*Aim of the task:* Scan the records for the word "明细清单". Copy each line that includes it.

Saved data entries:
⁂
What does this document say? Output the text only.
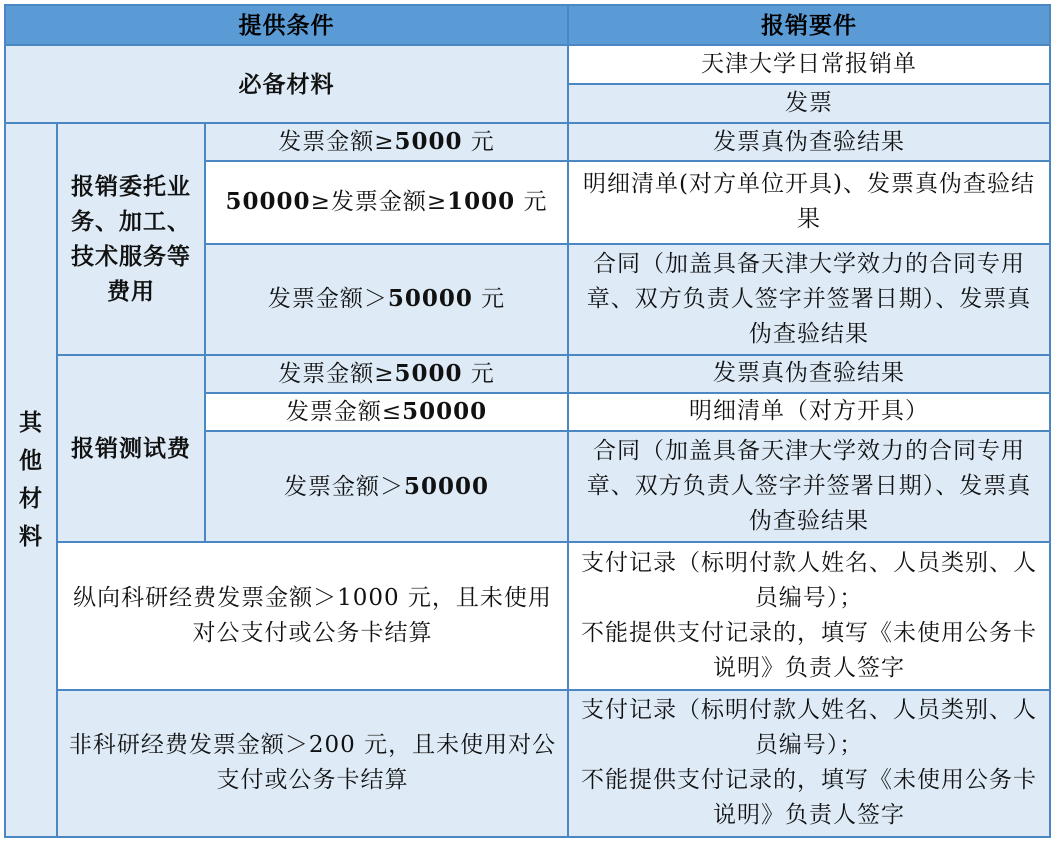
提供条件			报销要件
必备材料			天津大学日常报销单
			发票
其他材料	报销委托业务、加工、技术服务等费用	发票金额≥5000 元	发票真伪查验结果
		50000≥发票金额≥1000 元	明细清单(对方单位开具)、发票真伪查验结果
		发票金额＞50000 元	合同（加盖具备天津大学效力的合同专用章、双方负责人签字并签署日期）、发票真伪查验结果
	报销测试费	发票金额≥5000 元	发票真伪查验结果
		发票金额≤50000	明细清单（对方开具）
		发票金额＞50000	合同（加盖具备天津大学效力的合同专用章、双方负责人签字并签署日期）、发票真伪查验结果
	纵向科研经费发票金额＞1000 元，且未使用对公支付或公务卡结算		支付记录（标明付款人姓名、人员类别、人员编号）；
不能提供支付记录的，填写《未使用公务卡说明》负责人签字
	非科研经费发票金额＞200 元，且未使用对公支付或公务卡结算		支付记录（标明付款人姓名、人员类别、人员编号）；
不能提供支付记录的，填写《未使用公务卡说明》负责人签字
⁂
*Complete response:*
		50000≥发票金额≥1000 元	明细清单(对方单位开具)、发票真伪查验结果
		发票金额≤50000	明细清单（对方开具）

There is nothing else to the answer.